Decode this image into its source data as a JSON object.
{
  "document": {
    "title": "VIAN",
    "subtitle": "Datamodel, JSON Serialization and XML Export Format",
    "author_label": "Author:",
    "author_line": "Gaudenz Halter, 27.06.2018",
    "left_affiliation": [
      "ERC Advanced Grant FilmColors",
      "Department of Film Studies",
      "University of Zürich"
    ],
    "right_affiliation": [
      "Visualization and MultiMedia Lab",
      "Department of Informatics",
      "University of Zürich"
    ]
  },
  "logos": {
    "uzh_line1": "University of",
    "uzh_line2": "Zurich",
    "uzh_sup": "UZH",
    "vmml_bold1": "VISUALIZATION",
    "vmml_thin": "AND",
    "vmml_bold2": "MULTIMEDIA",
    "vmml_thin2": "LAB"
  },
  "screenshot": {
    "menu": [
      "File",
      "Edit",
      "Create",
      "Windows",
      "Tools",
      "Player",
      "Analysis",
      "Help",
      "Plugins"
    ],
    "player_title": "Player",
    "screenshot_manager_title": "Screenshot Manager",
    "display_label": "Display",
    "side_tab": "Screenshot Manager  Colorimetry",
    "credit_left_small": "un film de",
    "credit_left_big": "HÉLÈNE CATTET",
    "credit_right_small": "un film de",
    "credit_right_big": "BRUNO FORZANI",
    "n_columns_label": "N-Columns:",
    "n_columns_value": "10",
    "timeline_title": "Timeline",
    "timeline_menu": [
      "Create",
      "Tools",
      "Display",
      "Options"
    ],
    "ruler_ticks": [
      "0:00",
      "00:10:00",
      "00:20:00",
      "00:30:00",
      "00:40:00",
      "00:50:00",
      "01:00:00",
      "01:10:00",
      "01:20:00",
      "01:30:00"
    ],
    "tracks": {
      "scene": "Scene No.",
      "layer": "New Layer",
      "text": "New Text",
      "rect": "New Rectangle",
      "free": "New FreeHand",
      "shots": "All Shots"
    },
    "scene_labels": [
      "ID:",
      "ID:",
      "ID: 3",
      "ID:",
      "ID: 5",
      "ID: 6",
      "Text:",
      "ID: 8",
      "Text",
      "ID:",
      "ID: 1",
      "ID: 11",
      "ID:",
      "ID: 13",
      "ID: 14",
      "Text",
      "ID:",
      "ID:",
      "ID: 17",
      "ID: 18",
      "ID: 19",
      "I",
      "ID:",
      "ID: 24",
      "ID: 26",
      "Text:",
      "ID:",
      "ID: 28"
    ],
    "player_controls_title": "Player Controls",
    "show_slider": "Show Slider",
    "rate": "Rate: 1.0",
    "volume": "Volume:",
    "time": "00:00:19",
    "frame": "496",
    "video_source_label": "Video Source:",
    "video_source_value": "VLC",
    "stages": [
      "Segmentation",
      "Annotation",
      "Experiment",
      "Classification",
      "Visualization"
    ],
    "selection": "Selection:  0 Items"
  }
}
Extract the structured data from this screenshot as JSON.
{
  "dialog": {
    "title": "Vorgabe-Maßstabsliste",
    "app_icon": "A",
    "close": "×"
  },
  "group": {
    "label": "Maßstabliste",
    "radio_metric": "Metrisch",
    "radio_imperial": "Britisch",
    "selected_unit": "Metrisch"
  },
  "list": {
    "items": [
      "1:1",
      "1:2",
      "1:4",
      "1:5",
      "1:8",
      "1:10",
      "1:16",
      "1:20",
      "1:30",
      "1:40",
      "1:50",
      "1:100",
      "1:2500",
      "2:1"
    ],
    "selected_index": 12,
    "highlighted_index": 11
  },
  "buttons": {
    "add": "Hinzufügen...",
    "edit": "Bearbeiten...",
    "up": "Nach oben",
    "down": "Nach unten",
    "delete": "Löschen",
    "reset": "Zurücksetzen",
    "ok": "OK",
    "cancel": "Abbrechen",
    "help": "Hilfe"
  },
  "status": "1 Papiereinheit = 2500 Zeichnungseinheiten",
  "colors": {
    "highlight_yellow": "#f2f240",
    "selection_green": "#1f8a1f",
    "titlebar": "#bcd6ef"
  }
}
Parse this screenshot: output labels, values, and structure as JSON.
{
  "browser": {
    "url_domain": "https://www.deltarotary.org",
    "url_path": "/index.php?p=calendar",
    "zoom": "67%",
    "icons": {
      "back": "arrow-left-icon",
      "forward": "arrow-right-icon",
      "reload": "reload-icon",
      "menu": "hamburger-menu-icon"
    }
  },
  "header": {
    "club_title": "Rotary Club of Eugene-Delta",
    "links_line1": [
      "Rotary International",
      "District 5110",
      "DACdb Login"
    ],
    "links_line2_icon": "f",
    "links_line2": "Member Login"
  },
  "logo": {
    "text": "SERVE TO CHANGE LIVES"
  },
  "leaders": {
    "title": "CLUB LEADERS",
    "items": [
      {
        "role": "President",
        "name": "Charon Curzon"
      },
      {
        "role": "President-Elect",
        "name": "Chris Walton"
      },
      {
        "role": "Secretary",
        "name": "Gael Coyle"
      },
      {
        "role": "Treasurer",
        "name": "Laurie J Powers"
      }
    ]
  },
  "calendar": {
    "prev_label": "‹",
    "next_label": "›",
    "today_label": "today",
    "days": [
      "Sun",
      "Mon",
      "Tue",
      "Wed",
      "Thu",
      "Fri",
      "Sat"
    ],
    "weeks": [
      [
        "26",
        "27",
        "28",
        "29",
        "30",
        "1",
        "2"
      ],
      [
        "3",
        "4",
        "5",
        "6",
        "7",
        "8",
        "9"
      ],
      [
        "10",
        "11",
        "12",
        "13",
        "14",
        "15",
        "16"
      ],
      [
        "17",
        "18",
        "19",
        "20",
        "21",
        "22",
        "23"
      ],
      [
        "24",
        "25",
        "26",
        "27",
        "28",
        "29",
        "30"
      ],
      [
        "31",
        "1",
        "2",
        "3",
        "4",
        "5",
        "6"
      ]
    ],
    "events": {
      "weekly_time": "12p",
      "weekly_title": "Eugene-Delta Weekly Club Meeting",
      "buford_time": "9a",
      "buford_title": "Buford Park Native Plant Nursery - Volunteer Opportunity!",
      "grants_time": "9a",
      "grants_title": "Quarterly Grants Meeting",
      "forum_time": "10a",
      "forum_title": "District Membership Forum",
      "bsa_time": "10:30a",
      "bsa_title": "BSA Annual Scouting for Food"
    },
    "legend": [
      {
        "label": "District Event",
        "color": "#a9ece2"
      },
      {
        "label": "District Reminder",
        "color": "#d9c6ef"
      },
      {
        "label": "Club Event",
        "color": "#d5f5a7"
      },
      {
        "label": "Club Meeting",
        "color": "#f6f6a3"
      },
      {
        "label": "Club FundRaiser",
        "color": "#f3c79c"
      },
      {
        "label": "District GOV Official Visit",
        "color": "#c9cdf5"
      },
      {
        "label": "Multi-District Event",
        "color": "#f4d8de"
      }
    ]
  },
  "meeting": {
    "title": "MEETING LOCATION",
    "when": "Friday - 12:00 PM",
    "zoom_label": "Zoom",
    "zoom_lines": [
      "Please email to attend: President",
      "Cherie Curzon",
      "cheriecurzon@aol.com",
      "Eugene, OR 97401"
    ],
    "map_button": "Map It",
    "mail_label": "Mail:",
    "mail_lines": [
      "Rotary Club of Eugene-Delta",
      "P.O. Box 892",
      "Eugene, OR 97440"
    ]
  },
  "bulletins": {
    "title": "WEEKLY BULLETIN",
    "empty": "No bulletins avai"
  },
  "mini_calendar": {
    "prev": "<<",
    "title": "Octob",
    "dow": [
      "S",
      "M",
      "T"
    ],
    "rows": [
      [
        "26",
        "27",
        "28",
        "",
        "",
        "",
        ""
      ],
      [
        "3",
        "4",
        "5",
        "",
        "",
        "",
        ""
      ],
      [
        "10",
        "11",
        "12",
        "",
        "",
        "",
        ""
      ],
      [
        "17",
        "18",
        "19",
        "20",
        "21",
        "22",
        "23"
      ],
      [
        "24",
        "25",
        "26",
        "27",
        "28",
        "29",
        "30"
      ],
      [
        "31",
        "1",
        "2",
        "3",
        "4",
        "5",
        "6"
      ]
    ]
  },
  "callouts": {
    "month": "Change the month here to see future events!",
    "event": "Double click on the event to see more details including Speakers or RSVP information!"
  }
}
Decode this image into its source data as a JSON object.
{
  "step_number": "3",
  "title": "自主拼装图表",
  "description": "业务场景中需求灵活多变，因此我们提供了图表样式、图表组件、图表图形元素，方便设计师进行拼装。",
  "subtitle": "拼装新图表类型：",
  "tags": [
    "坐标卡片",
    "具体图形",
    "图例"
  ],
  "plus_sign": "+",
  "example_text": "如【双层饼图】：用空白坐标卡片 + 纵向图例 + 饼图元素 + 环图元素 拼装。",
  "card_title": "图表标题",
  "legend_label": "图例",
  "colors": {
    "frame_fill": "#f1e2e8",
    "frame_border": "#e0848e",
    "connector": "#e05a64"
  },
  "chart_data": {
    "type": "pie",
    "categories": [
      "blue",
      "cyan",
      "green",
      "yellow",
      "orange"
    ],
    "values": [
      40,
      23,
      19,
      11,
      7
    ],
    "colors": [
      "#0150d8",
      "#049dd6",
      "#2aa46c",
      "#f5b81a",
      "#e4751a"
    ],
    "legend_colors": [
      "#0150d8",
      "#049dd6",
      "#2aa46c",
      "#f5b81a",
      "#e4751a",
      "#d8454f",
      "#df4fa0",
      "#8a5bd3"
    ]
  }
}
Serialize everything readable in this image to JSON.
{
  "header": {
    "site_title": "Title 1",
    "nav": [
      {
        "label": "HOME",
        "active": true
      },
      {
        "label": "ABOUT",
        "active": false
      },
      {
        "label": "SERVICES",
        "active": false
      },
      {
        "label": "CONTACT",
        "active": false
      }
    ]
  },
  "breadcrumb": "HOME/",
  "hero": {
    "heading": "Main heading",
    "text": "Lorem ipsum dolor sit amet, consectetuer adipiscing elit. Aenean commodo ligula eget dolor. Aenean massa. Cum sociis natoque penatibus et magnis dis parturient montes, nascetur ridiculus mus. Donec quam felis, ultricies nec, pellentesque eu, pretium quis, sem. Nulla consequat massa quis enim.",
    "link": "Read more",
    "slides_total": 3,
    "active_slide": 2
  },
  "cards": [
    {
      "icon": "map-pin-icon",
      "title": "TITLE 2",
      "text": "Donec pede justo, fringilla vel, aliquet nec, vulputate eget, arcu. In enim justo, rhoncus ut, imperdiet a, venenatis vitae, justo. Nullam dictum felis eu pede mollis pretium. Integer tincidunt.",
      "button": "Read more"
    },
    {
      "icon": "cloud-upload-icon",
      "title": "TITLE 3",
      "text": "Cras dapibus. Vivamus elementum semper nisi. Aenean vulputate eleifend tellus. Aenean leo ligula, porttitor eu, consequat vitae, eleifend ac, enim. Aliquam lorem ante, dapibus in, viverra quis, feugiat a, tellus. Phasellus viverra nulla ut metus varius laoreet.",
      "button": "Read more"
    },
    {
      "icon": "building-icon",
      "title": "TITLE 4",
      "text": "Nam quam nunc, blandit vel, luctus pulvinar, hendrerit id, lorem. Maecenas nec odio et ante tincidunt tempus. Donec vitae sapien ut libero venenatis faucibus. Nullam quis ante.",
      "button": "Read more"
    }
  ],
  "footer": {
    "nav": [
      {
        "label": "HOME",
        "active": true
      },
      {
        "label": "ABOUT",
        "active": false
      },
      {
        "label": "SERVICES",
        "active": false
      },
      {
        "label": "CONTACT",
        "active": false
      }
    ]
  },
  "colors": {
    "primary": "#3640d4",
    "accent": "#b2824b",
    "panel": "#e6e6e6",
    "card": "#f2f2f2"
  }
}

**THE REQUEST:** Determine how many lines contain the word "ante" and reply with that number alone.

**RESPONSE:** 2